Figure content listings
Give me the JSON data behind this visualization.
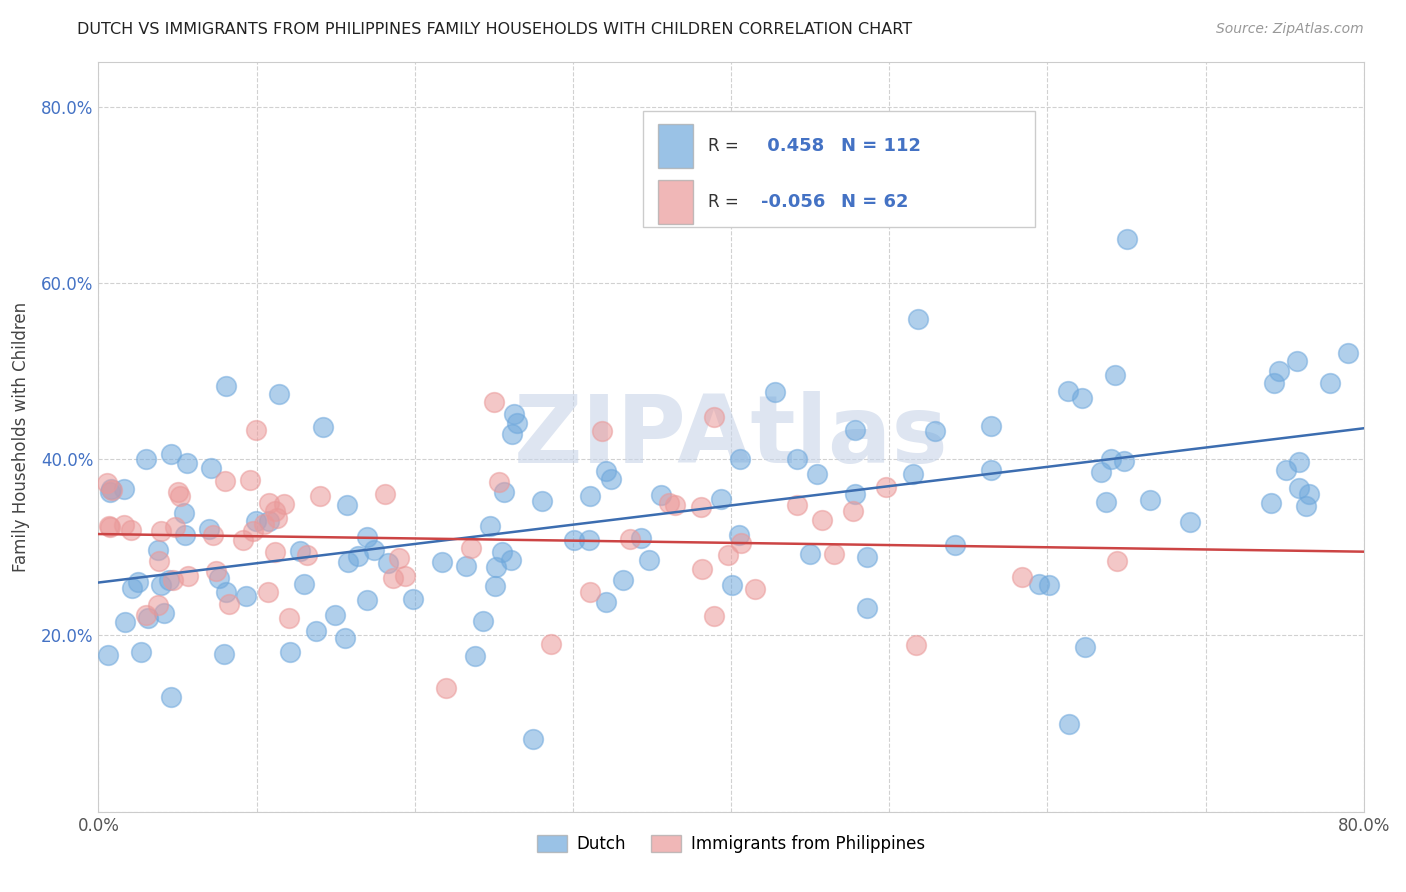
{
  "title": "DUTCH VS IMMIGRANTS FROM PHILIPPINES FAMILY HOUSEHOLDS WITH CHILDREN CORRELATION CHART",
  "source": "Source: ZipAtlas.com",
  "ylabel": "Family Households with Children",
  "xlim": [
    0.0,
    0.8
  ],
  "ylim": [
    0.0,
    0.85
  ],
  "xtick_positions": [
    0.0,
    0.1,
    0.2,
    0.3,
    0.4,
    0.5,
    0.6,
    0.7,
    0.8
  ],
  "ytick_positions": [
    0.0,
    0.2,
    0.4,
    0.6,
    0.8
  ],
  "xtick_labels": [
    "0.0%",
    "",
    "",
    "",
    "",
    "",
    "",
    "",
    "80.0%"
  ],
  "ytick_labels": [
    "",
    "20.0%",
    "40.0%",
    "60.0%",
    "80.0%"
  ],
  "r_dutch": 0.458,
  "n_dutch": 112,
  "r_phil": -0.056,
  "n_phil": 62,
  "dutch_color": "#6fa8dc",
  "phil_color": "#ea9999",
  "trend_dutch_color": "#3c6db0",
  "trend_phil_color": "#cc4444",
  "dutch_trend_start_y": 0.26,
  "dutch_trend_end_y": 0.435,
  "phil_trend_start_y": 0.315,
  "phil_trend_end_y": 0.295,
  "watermark": "ZIPAtlas",
  "watermark_color": "#c8d4e8",
  "legend_text_color": "#4472c4",
  "legend_label_color": "#333333"
}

Given problem
Omit the pictures, then output the rest of the listing exactly.

Response
Give me the JSON data behind this visualization.
{
  "title": "DUTCH VS IMMIGRANTS FROM PHILIPPINES FAMILY HOUSEHOLDS WITH CHILDREN CORRELATION CHART",
  "source": "Source: ZipAtlas.com",
  "ylabel": "Family Households with Children",
  "xlim": [
    0.0,
    0.8
  ],
  "ylim": [
    0.0,
    0.85
  ],
  "xtick_positions": [
    0.0,
    0.1,
    0.2,
    0.3,
    0.4,
    0.5,
    0.6,
    0.7,
    0.8
  ],
  "ytick_positions": [
    0.0,
    0.2,
    0.4,
    0.6,
    0.8
  ],
  "xtick_labels": [
    "0.0%",
    "",
    "",
    "",
    "",
    "",
    "",
    "",
    "80.0%"
  ],
  "ytick_labels": [
    "",
    "20.0%",
    "40.0%",
    "60.0%",
    "80.0%"
  ],
  "r_dutch": 0.458,
  "n_dutch": 112,
  "r_phil": -0.056,
  "n_phil": 62,
  "dutch_color": "#6fa8dc",
  "phil_color": "#ea9999",
  "trend_dutch_color": "#3c6db0",
  "trend_phil_color": "#cc4444",
  "dutch_trend_start_y": 0.26,
  "dutch_trend_end_y": 0.435,
  "phil_trend_start_y": 0.315,
  "phil_trend_end_y": 0.295,
  "watermark": "ZIPAtlas",
  "watermark_color": "#c8d4e8",
  "legend_text_color": "#4472c4",
  "legend_label_color": "#333333"
}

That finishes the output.